> **Description of the task**: Exactly reproduce each line of the listing that follows.

— BEGIN Input material —

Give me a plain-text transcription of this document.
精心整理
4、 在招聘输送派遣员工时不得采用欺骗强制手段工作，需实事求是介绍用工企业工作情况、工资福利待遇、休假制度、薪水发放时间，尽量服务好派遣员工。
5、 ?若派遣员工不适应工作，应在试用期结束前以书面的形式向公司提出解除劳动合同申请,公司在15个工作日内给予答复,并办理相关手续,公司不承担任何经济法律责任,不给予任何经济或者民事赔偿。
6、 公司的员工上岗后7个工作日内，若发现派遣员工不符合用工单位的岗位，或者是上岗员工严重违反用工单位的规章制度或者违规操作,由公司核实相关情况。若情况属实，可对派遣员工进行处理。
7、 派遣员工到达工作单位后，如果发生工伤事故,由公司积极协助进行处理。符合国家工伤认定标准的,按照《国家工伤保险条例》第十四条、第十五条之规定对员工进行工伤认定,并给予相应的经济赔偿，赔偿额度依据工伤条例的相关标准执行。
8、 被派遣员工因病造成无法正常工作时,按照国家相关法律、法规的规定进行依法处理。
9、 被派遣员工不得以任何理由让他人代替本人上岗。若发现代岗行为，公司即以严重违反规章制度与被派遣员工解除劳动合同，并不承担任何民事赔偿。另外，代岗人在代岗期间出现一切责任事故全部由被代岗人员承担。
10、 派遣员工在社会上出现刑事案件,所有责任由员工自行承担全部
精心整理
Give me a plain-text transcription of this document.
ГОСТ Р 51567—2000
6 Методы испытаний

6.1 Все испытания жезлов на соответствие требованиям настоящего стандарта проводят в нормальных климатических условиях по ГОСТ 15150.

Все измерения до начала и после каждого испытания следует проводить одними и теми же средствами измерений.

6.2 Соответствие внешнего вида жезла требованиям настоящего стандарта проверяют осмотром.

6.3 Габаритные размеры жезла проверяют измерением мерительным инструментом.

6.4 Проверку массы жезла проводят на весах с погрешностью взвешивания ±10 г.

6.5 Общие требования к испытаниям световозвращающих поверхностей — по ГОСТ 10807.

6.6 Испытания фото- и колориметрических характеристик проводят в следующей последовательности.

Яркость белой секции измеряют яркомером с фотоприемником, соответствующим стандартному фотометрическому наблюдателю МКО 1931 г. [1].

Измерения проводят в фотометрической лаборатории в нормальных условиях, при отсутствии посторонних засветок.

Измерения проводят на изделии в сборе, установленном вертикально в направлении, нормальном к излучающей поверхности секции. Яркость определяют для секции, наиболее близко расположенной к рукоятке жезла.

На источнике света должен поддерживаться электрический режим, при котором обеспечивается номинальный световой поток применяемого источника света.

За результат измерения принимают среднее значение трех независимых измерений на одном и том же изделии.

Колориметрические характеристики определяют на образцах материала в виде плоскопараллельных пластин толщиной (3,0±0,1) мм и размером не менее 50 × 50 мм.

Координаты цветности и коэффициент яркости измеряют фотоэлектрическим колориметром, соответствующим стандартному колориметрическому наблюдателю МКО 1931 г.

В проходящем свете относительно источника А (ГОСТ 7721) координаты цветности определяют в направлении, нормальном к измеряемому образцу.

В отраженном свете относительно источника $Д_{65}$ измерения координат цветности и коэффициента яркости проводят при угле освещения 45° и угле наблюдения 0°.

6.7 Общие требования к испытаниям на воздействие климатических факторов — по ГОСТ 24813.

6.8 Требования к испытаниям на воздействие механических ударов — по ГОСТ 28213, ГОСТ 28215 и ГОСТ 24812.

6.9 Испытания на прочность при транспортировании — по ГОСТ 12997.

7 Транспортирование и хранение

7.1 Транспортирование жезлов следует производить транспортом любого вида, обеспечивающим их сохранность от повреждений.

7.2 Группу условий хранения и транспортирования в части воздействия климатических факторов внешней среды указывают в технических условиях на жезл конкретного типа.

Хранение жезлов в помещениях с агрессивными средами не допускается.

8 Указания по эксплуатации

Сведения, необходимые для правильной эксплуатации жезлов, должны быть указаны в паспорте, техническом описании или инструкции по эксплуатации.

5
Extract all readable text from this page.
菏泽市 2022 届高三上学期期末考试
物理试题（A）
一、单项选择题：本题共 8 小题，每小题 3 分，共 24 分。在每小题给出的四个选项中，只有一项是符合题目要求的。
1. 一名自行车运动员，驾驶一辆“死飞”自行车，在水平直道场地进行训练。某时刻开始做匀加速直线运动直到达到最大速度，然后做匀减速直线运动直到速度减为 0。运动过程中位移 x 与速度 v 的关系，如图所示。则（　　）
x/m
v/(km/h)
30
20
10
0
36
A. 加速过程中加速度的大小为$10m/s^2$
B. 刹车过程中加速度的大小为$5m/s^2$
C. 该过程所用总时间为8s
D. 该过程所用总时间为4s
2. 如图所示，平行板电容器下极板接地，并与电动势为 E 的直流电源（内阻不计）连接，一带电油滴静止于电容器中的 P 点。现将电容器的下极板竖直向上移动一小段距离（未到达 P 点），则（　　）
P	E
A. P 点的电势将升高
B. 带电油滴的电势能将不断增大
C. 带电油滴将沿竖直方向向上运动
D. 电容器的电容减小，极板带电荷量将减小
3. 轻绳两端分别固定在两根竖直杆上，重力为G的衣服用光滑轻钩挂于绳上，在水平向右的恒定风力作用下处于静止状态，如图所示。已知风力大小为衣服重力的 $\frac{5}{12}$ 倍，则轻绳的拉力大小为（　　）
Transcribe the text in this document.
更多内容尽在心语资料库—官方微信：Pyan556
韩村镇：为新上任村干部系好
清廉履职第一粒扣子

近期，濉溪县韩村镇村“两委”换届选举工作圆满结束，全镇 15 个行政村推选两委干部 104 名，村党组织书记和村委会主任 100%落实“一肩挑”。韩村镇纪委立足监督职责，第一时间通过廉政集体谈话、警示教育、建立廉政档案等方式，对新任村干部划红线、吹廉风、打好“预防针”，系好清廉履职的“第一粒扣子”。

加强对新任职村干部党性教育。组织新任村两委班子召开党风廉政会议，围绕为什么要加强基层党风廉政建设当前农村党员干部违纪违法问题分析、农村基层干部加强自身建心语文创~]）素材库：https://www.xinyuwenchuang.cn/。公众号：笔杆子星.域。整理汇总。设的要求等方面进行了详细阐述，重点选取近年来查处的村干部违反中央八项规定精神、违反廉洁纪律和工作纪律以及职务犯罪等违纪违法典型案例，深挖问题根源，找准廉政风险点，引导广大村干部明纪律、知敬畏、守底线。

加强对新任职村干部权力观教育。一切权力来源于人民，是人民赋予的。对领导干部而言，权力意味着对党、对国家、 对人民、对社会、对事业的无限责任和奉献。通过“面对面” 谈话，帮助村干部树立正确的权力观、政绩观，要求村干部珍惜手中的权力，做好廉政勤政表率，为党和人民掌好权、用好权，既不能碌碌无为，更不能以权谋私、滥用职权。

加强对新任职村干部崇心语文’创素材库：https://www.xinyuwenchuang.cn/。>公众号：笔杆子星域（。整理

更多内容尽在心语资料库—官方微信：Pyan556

— END Input material —

> **Solution to this problem**:
Give me a plain-text transcription of this document.
精心整理
4、 在招聘输送派遣员工时不得采用欺骗强制手段工作，需实事求是介绍用工企业工作情况、工资福利待遇、休假制度、薪水发放时间，尽量服务好派遣员工。
5、 ?若派遣员工不适应工作，应在试用期结束前以书面的形式向公司提出解除劳动合同申请,公司在15个工作日内给予答复,并办理相关手续,公司不承担任何经济法律责任,不给予任何经济或者民事赔偿。
6、 公司的员工上岗后7个工作日内，若发现派遣员工不符合用工单位的岗位，或者是上岗员工严重违反用工单位的规章制度或者违规操作,由公司核实相关情况。若情况属实，可对派遣员工进行处理。
7、 派遣员工到达工作单位后，如果发生工伤事故,由公司积极协助进行处理。符合国家工伤认定标准的,按照《国家工伤保险条例》第十四条、第十五条之规定对员工进行工伤认定,并给予相应的经济赔偿，赔偿额度依据工伤条例的相关标准执行。
8、 被派遣员工因病造成无法正常工作时,按照国家相关法律、法规的规定进行依法处理。
9、 被派遣员工不得以任何理由让他人代替本人上岗。若发现代岗行为，公司即以严重违反规章制度与被派遣员工解除劳动合同，并不承担任何民事赔偿。另外，代岗人在代岗期间出现一切责任事故全部由被代岗人员承担。
10、 派遣员工在社会上出现刑事案件,所有责任由员工自行承担全部
精心整理
Give me a plain-text transcription of this document.
ГОСТ Р 51567—2000
6 Методы испытаний

6.1 Все испытания жезлов на соответствие требованиям настоящего стандарта проводят в нормальных климатических условиях по ГОСТ 15150.

Все измерения до начала и после каждого испытания следует проводить одними и теми же средствами измерений.

6.2 Соответствие внешнего вида жезла требованиям настоящего стандарта проверяют осмотром.

6.3 Габаритные размеры жезла проверяют измерением мерительным инструментом.

6.4 Проверку массы жезла проводят на весах с погрешностью взвешивания ±10 г.

6.5 Общие требования к испытаниям световозвращающих поверхностей — по ГОСТ 10807.

6.6 Испытания фото- и колориметрических характеристик проводят в следующей последовательности.

Яркость белой секции измеряют яркомером с фотоприемником, соответствующим стандартному фотометрическому наблюдателю МКО 1931 г. [1].

Измерения проводят в фотометрической лаборатории в нормальных условиях, при отсутствии посторонних засветок.

Измерения проводят на изделии в сборе, установленном вертикально в направлении, нормальном к излучающей поверхности секции. Яркость определяют для секции, наиболее близко расположенной к рукоятке жезла.

На источнике света должен поддерживаться электрический режим, при котором обеспечивается номинальный световой поток применяемого источника света.

За результат измерения принимают среднее значение трех независимых измерений на одном и том же изделии.

Колориметрические характеристики определяют на образцах материала в виде плоскопараллельных пластин толщиной (3,0±0,1) мм и размером не менее 50 × 50 мм.

Координаты цветности и коэффициент яркости измеряют фотоэлектрическим колориметром, соответствующим стандартному колориметрическому наблюдателю МКО 1931 г.

В проходящем свете относительно источника А (ГОСТ 7721) координаты цветности определяют в направлении, нормальном к измеряемому образцу.

В отраженном свете относительно источника $Д_{65}$ измерения координат цветности и коэффициента яркости проводят при угле освещения 45° и угле наблюдения 0°.

6.7 Общие требования к испытаниям на воздействие климатических факторов — по ГОСТ 24813.

6.8 Требования к испытаниям на воздействие механических ударов — по ГОСТ 28213, ГОСТ 28215 и ГОСТ 24812.

6.9 Испытания на прочность при транспортировании — по ГОСТ 12997.

7 Транспортирование и хранение

7.1 Транспортирование жезлов следует производить транспортом любого вида, обеспечивающим их сохранность от повреждений.

7.2 Группу условий хранения и транспортирования в части воздействия климатических факторов внешней среды указывают в технических условиях на жезл конкретного типа.

Хранение жезлов в помещениях с агрессивными средами не допускается.

8 Указания по эксплуатации

Сведения, необходимые для правильной эксплуатации жезлов, должны быть указаны в паспорте, техническом описании или инструкции по эксплуатации.

5
Extract all readable text from this page.
菏泽市 2022 届高三上学期期末考试
物理试题（A）
一、单项选择题：本题共 8 小题，每小题 3 分，共 24 分。在每小题给出的四个选项中，只有一项是符合题目要求的。
1. 一名自行车运动员，驾驶一辆“死飞”自行车，在水平直道场地进行训练。某时刻开始做匀加速直线运动直到达到最大速度，然后做匀减速直线运动直到速度减为 0。运动过程中位移 x 与速度 v 的关系，如图所示。则（　　）
x/m
v/(km/h)
30
20
10
0
36
A. 加速过程中加速度的大小为$10m/s^2$
B. 刹车过程中加速度的大小为$5m/s^2$
C. 该过程所用总时间为8s
D. 该过程所用总时间为4s
2. 如图所示，平行板电容器下极板接地，并与电动势为 E 的直流电源（内阻不计）连接，一带电油滴静止于电容器中的 P 点。现将电容器的下极板竖直向上移动一小段距离（未到达 P 点），则（　　）
P	E
A. P 点的电势将升高
B. 带电油滴的电势能将不断增大
C. 带电油滴将沿竖直方向向上运动
D. 电容器的电容减小，极板带电荷量将减小
3. 轻绳两端分别固定在两根竖直杆上，重力为G的衣服用光滑轻钩挂于绳上，在水平向右的恒定风力作用下处于静止状态，如图所示。已知风力大小为衣服重力的 $\frac{5}{12}$ 倍，则轻绳的拉力大小为（　　）
Transcribe the text in this document.
更多内容尽在心语资料库—官方微信：Pyan556
韩村镇：为新上任村干部系好
清廉履职第一粒扣子

近期，濉溪县韩村镇村“两委”换届选举工作圆满结束，全镇 15 个行政村推选两委干部 104 名，村党组织书记和村委会主任 100%落实“一肩挑”。韩村镇纪委立足监督职责，第一时间通过廉政集体谈话、警示教育、建立廉政档案等方式，对新任村干部划红线、吹廉风、打好“预防针”，系好清廉履职的“第一粒扣子”。

加强对新任职村干部党性教育。组织新任村两委班子召开党风廉政会议，围绕为什么要加强基层党风廉政建设当前农村党员干部违纪违法问题分析、农村基层干部加强自身建心语文创~]）素材库：https://www.xinyuwenchuang.cn/。公众号：笔杆子星.域。整理汇总。设的要求等方面进行了详细阐述，重点选取近年来查处的村干部违反中央八项规定精神、违反廉洁纪律和工作纪律以及职务犯罪等违纪违法典型案例，深挖问题根源，找准廉政风险点，引导广大村干部明纪律、知敬畏、守底线。

加强对新任职村干部权力观教育。一切权力来源于人民，是人民赋予的。对领导干部而言，权力意味着对党、对国家、 对人民、对社会、对事业的无限责任和奉献。通过“面对面” 谈话，帮助村干部树立正确的权力观、政绩观，要求村干部珍惜手中的权力，做好廉政勤政表率，为党和人民掌好权、用好权，既不能碌碌无为，更不能以权谋私、滥用职权。

加强对新任职村干部崇心语文’创素材库：https://www.xinyuwenchuang.cn/。>公众号：笔杆子星域（。整理

更多内容尽在心语资料库—官方微信：Pyan556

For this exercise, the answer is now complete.